Notiamo, fra le tante particolarità di questo frammento, che il Lazzaretto è ancora integro, non sezionato dal rilevato ferroviario che negli anni ’60 (del XIX secolo, ovviamente) ne ha praticamente decretato la sua fine; quel “circolino” al centro del Lazzaretto è la chiesa di san Carlo, tuttora presente, posta lungo il viale Tunisia in corrispondenza della via Lecco.
La stazione era indispensabile per consentire il raccordo delle linee per Como e Varese che partivano dalla stazione di Porta Nuova (quella originale sul Melchiorre Gioia) con quelle per Treviglio e Venezia che partivano da Porta Tosa (zona Vittoria).
Sebbene il progetto dell’architetto Bouchot fosse poco lungimirante (la stazione rimase in esercizio per meno di settant’anni e poi fu demolita) la dimensione del fabbricato viaggiatori (235 metri) e degli impianti necessari richiedeva uno spazio adeguato, ma la scelta dell’area che oggi corrisponde a piazza della Repubblica, richiedeva necessariamente una nuova via di accesso, la via Principe Umberto.

▶ _CONSEGNE_:
**a.** Quanto era lungo il fabbricato viaggiatori secondo il testo sulla stazione e sul Lazzaretto?
**b.** Prosegui il testo sulla stazione e sul Lazzaretto a partire dalla sua ultima frase.

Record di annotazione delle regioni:
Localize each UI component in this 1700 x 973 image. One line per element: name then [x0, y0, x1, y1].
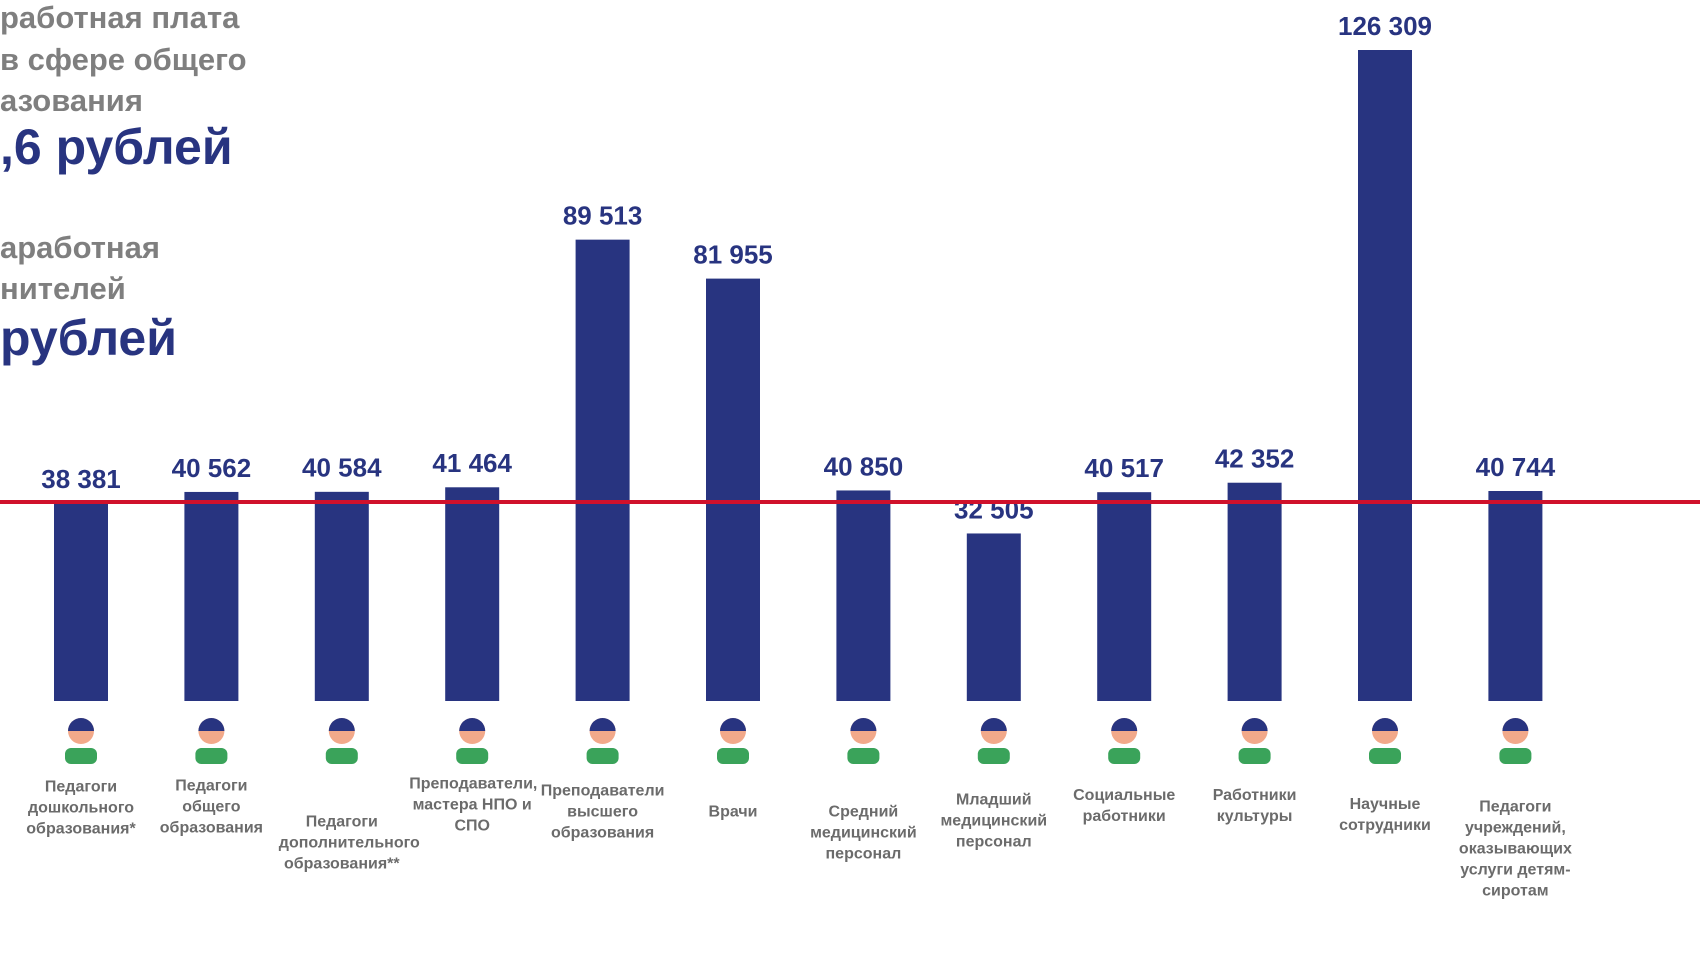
icon-hair	[590, 718, 616, 731]
icon	[587, 718, 619, 764]
value-label: 40 562	[172, 453, 252, 483]
bar	[445, 487, 499, 701]
annotation: ,6 рублей	[0, 118, 233, 176]
bar	[1097, 492, 1151, 701]
bar	[1228, 483, 1282, 701]
value-label: 40 517	[1084, 453, 1164, 483]
annotation: в сфере общего	[0, 42, 247, 78]
value-label: 40 584	[302, 453, 382, 483]
icon	[717, 718, 749, 764]
icon-hair	[459, 718, 485, 731]
value-label: 38 381	[41, 464, 121, 494]
icon-hair	[720, 718, 746, 731]
icon-hair	[1372, 718, 1398, 731]
value-label: 89 513	[563, 201, 643, 231]
x-tick-label: Педагоги общего образования	[148, 776, 274, 839]
x-tick-label: Научные сотрудники	[1322, 794, 1448, 836]
icon	[1108, 718, 1140, 764]
page: 38 381 40 562 40 584 41 464 89 513 81 955 40 8…	[0, 0, 1700, 973]
bar	[1358, 50, 1412, 701]
icon-body	[195, 748, 227, 764]
value-label: 42 352	[1215, 444, 1295, 474]
value-label: 81 955	[693, 239, 773, 269]
bar	[706, 279, 760, 701]
x-tick-label: Врачи	[670, 802, 796, 823]
annotation: работная плата	[0, 0, 239, 36]
icon-body	[65, 748, 97, 764]
x-tick-label: Младший медицинский персонал	[931, 790, 1057, 853]
x-tick-label: Средний медицинский персонал	[800, 802, 926, 865]
icon-body	[456, 748, 488, 764]
icon-body	[717, 748, 749, 764]
icon-body	[587, 748, 619, 764]
icon	[1499, 718, 1531, 764]
value-label: 32 505	[954, 494, 1034, 524]
x-tick-label: Преподаватели высшего образования	[540, 781, 666, 844]
bar	[836, 490, 890, 701]
annotation: рублей	[0, 309, 177, 367]
icon-hair	[1242, 718, 1268, 731]
icon-hair	[1111, 718, 1137, 731]
icon-body	[1239, 748, 1271, 764]
annotation: аработная	[0, 230, 160, 266]
icon-hair	[329, 718, 355, 731]
icon	[195, 718, 227, 764]
bar	[315, 492, 369, 701]
icon-hair	[1502, 718, 1528, 731]
icon	[65, 718, 97, 764]
value-label: 40 744	[1476, 452, 1556, 482]
value-label: 126 309	[1338, 11, 1432, 41]
bar	[1488, 491, 1542, 701]
icon-hair	[850, 718, 876, 731]
bar	[184, 492, 238, 701]
icon-hair	[198, 718, 224, 731]
icon-hair	[68, 718, 94, 731]
bar	[54, 503, 108, 701]
icon	[1239, 718, 1271, 764]
value-label: 41 464	[432, 448, 512, 478]
x-tick-label: Педагоги дополнительного образования**	[279, 812, 405, 875]
icon-body	[978, 748, 1010, 764]
icon-body	[1499, 748, 1531, 764]
x-tick-label: Педагоги учреждений, оказывающих услуги …	[1452, 797, 1578, 902]
icon-body	[847, 748, 879, 764]
bar	[576, 240, 630, 701]
annotation: нителей	[0, 271, 126, 307]
bar	[967, 533, 1021, 701]
value-label: 40 850	[824, 451, 904, 481]
x-tick-label: Социальные работники	[1061, 785, 1187, 827]
icon	[978, 718, 1010, 764]
x-tick-label: Преподаватели, мастера НПО и СПО	[409, 774, 535, 837]
icon-body	[1108, 748, 1140, 764]
icon	[326, 718, 358, 764]
icon-body	[326, 748, 358, 764]
icon	[456, 718, 488, 764]
x-tick-label: Работники культуры	[1192, 785, 1318, 827]
icon	[847, 718, 879, 764]
icon	[1369, 718, 1401, 764]
icon-body	[1369, 748, 1401, 764]
annotation: азования	[0, 83, 143, 119]
icon-hair	[981, 718, 1007, 731]
x-tick-label: Педагоги дошкольного образования*	[18, 777, 144, 840]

▶ _RISPOSTE_:
**a.** 235 metri.

**b.**
Le soluzioni potevano essere molteplici, ma fu scelta quella di aprire un nuovo percorso da piazza Cavour (piazza della Canonica), che fino a quel momento presentava – superati gli archi uscendo da via Manzoni – due sole possibilità di instradamento (tralasciando la strada che costeggiava il naviglio) e cioè la strada Isara o Risara (l’attuale via Palestro) che conduceva alla Porta Orientale (cioè Porta Venezia) e la strada della Cavalchina (l’attuale via Daniele Manin) che permetteva di arrivare alla zecca e proseguendo agli orti lungo i bastioni oppure di portarsi sulla strada di sant’Angelo, parte dell’attuale via Moscova.
Ma questa decisione, l’apertura del nuovo tracciato, fece una “vittima” illustre, la chiesa di San Bartolomeo, che era collocata proprio all’inizio della nuova via.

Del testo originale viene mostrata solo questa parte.